## [Aim]
Copy out all the records, word for word.

Stored entries
* * * * * * * * *

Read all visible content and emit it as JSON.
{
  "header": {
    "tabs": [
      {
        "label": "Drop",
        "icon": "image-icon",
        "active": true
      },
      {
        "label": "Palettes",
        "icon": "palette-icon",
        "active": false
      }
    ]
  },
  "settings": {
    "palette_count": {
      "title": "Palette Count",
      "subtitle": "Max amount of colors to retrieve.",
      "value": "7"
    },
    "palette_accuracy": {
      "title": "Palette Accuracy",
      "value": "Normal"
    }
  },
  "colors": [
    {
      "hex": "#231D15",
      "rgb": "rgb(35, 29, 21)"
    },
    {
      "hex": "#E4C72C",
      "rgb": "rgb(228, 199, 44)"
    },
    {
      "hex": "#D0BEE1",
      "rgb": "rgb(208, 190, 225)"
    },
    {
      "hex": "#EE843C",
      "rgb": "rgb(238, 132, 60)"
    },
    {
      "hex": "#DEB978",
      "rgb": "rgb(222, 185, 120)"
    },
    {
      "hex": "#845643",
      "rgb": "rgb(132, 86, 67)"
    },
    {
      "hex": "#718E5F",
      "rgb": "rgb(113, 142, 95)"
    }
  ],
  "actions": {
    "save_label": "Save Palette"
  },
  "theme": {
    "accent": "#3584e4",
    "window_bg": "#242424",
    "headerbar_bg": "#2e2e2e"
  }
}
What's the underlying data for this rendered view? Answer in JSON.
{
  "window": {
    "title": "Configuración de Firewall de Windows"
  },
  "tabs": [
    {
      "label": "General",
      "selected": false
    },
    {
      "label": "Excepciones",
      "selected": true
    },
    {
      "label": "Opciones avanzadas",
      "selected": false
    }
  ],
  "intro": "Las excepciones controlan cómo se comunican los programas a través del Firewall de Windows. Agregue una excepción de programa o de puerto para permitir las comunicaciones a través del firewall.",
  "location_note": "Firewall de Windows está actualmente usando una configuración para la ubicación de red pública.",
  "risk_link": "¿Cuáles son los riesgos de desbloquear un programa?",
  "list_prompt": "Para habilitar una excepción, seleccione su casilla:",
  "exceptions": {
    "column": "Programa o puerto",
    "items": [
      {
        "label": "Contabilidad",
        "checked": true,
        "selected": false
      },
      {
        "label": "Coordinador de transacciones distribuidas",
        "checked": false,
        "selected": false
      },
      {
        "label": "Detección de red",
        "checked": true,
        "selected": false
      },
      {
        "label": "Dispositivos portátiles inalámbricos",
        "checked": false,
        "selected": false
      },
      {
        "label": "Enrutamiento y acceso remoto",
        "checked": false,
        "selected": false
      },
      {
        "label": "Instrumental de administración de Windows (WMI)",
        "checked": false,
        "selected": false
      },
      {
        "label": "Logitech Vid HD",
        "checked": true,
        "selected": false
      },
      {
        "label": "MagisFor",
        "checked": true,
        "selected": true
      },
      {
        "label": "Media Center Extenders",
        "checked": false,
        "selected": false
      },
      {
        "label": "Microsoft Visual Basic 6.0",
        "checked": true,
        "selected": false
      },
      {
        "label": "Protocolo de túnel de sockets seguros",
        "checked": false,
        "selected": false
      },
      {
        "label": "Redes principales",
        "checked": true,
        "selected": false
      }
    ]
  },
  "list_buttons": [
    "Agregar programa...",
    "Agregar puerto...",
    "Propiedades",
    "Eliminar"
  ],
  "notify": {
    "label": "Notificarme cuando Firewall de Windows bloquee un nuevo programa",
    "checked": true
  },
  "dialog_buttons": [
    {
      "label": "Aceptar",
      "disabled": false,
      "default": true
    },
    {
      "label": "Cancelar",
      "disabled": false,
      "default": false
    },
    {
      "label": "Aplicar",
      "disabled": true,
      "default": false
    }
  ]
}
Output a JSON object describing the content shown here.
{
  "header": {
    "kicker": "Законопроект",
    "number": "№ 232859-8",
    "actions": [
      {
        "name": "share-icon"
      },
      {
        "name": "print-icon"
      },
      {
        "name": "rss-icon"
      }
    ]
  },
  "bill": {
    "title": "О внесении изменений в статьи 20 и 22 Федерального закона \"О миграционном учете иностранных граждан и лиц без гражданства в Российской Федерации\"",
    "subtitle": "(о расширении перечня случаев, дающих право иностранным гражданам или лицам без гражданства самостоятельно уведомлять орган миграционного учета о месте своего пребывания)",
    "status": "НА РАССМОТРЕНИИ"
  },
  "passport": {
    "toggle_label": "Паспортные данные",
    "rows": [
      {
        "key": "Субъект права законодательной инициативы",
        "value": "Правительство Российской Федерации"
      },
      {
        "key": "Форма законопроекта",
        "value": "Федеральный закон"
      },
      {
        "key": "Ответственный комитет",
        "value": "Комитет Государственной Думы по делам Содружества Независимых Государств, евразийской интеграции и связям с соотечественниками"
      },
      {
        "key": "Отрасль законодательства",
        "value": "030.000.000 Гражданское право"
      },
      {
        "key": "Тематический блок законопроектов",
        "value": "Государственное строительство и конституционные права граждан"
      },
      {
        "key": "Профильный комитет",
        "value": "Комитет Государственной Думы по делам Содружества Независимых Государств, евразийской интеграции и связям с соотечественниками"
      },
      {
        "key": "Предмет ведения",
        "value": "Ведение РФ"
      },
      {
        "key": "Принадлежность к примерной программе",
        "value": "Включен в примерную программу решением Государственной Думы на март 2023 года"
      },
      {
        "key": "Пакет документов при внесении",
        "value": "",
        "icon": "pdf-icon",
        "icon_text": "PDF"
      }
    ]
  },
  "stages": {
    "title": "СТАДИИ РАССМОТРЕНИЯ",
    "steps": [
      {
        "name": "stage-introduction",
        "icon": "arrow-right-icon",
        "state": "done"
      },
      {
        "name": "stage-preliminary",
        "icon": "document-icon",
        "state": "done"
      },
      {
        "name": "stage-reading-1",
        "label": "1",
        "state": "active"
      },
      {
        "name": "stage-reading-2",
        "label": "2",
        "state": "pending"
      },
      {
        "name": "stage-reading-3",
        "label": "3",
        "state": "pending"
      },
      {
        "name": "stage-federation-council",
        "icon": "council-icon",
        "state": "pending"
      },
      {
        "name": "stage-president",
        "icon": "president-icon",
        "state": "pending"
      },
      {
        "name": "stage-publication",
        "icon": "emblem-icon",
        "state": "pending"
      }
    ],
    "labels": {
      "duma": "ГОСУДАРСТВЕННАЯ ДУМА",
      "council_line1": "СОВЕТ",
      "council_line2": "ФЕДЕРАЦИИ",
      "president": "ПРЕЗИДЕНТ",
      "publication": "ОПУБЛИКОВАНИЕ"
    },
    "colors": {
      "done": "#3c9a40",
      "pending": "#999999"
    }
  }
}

* * * * * * * * *

## [Answer for this exercise]
Read all visible content and emit it as JSON.
{
  "header": {
    "tabs": [
      {
        "label": "Drop",
        "icon": "image-icon",
        "active": true
      },
      {
        "label": "Palettes",
        "icon": "palette-icon",
        "active": false
      }
    ]
  },
  "settings": {
    "palette_count": {
      "title": "Palette Count",
      "subtitle": "Max amount of colors to retrieve.",
      "value": "7"
    },
    "palette_accuracy": {
      "title": "Palette Accuracy",
      "value": "Normal"
    }
  },
  "colors": [
    {
      "hex": "#231D15",
      "rgb": "rgb(35, 29, 21)"
    },
    {
      "hex": "#E4C72C",
      "rgb": "rgb(228, 199, 44)"
    },
    {
      "hex": "#D0BEE1",
      "rgb": "rgb(208, 190, 225)"
    },
    {
      "hex": "#EE843C",
      "rgb": "rgb(238, 132, 60)"
    },
    {
      "hex": "#DEB978",
      "rgb": "rgb(222, 185, 120)"
    },
    {
      "hex": "#845643",
      "rgb": "rgb(132, 86, 67)"
    },
    {
      "hex": "#718E5F",
      "rgb": "rgb(113, 142, 95)"
    }
  ],
  "actions": {
    "save_label": "Save Palette"
  },
  "theme": {
    "accent": "#3584e4",
    "window_bg": "#242424",
    "headerbar_bg": "#2e2e2e"
  }
}
What's the underlying data for this rendered view? Answer in JSON.
{
  "window": {
    "title": "Configuración de Firewall de Windows"
  },
  "tabs": [
    {
      "label": "General",
      "selected": false
    },
    {
      "label": "Excepciones",
      "selected": true
    },
    {
      "label": "Opciones avanzadas",
      "selected": false
    }
  ],
  "intro": "Las excepciones controlan cómo se comunican los programas a través del Firewall de Windows. Agregue una excepción de programa o de puerto para permitir las comunicaciones a través del firewall.",
  "location_note": "Firewall de Windows está actualmente usando una configuración para la ubicación de red pública.",
  "risk_link": "¿Cuáles son los riesgos de desbloquear un programa?",
  "list_prompt": "Para habilitar una excepción, seleccione su casilla:",
  "exceptions": {
    "column": "Programa o puerto",
    "items": [
      {
        "label": "Contabilidad",
        "checked": true,
        "selected": false
      },
      {
        "label": "Coordinador de transacciones distribuidas",
        "checked": false,
        "selected": false
      },
      {
        "label": "Detección de red",
        "checked": true,
        "selected": false
      },
      {
        "label": "Dispositivos portátiles inalámbricos",
        "checked": false,
        "selected": false
      },
      {
        "label": "Enrutamiento y acceso remoto",
        "checked": false,
        "selected": false
      },
      {
        "label": "Instrumental de administración de Windows (WMI)",
        "checked": false,
        "selected": false
      },
      {
        "label": "Logitech Vid HD",
        "checked": true,
        "selected": false
      },
      {
        "label": "MagisFor",
        "checked": true,
        "selected": true
      },
      {
        "label": "Media Center Extenders",
        "checked": false,
        "selected": false
      },
      {
        "label": "Microsoft Visual Basic 6.0",
        "checked": true,
        "selected": false
      },
      {
        "label": "Protocolo de túnel de sockets seguros",
        "checked": false,
        "selected": false
      },
      {
        "label": "Redes principales",
        "checked": true,
        "selected": false
      }
    ]
  },
  "list_buttons": [
    "Agregar programa...",
    "Agregar puerto...",
    "Propiedades",
    "Eliminar"
  ],
  "notify": {
    "label": "Notificarme cuando Firewall de Windows bloquee un nuevo programa",
    "checked": true
  },
  "dialog_buttons": [
    {
      "label": "Aceptar",
      "disabled": false,
      "default": true
    },
    {
      "label": "Cancelar",
      "disabled": false,
      "default": false
    },
    {
      "label": "Aplicar",
      "disabled": true,
      "default": false
    }
  ]
}
Output a JSON object describing the content shown here.
{
  "header": {
    "kicker": "Законопроект",
    "number": "№ 232859-8",
    "actions": [
      {
        "name": "share-icon"
      },
      {
        "name": "print-icon"
      },
      {
        "name": "rss-icon"
      }
    ]
  },
  "bill": {
    "title": "О внесении изменений в статьи 20 и 22 Федерального закона \"О миграционном учете иностранных граждан и лиц без гражданства в Российской Федерации\"",
    "subtitle": "(о расширении перечня случаев, дающих право иностранным гражданам или лицам без гражданства самостоятельно уведомлять орган миграционного учета о месте своего пребывания)",
    "status": "НА РАССМОТРЕНИИ"
  },
  "passport": {
    "toggle_label": "Паспортные данные",
    "rows": [
      {
        "key": "Субъект права законодательной инициативы",
        "value": "Правительство Российской Федерации"
      },
      {
        "key": "Форма законопроекта",
        "value": "Федеральный закон"
      },
      {
        "key": "Ответственный комитет",
        "value": "Комитет Государственной Думы по делам Содружества Независимых Государств, евразийской интеграции и связям с соотечественниками"
      },
      {
        "key": "Отрасль законодательства",
        "value": "030.000.000 Гражданское право"
      },
      {
        "key": "Тематический блок законопроектов",
        "value": "Государственное строительство и конституционные права граждан"
      },
      {
        "key": "Профильный комитет",
        "value": "Комитет Государственной Думы по делам Содружества Независимых Государств, евразийской интеграции и связям с соотечественниками"
      },
      {
        "key": "Предмет ведения",
        "value": "Ведение РФ"
      },
      {
        "key": "Принадлежность к примерной программе",
        "value": "Включен в примерную программу решением Государственной Думы на март 2023 года"
      },
      {
        "key": "Пакет документов при внесении",
        "value": "",
        "icon": "pdf-icon",
        "icon_text": "PDF"
      }
    ]
  },
  "stages": {
    "title": "СТАДИИ РАССМОТРЕНИЯ",
    "steps": [
      {
        "name": "stage-introduction",
        "icon": "arrow-right-icon",
        "state": "done"
      },
      {
        "name": "stage-preliminary",
        "icon": "document-icon",
        "state": "done"
      },
      {
        "name": "stage-reading-1",
        "label": "1",
        "state": "active"
      },
      {
        "name": "stage-reading-2",
        "label": "2",
        "state": "pending"
      },
      {
        "name": "stage-reading-3",
        "label": "3",
        "state": "pending"
      },
      {
        "name": "stage-federation-council",
        "icon": "council-icon",
        "state": "pending"
      },
      {
        "name": "stage-president",
        "icon": "president-icon",
        "state": "pending"
      },
      {
        "name": "stage-publication",
        "icon": "emblem-icon",
        "state": "pending"
      }
    ],
    "labels": {
      "duma": "ГОСУДАРСТВЕННАЯ ДУМА",
      "council_line1": "СОВЕТ",
      "council_line2": "ФЕДЕРАЦИИ",
      "president": "ПРЕЗИДЕНТ",
      "publication": "ОПУБЛИКОВАНИЕ"
    },
    "colors": {
      "done": "#3c9a40",
      "pending": "#999999"
    }
  }
}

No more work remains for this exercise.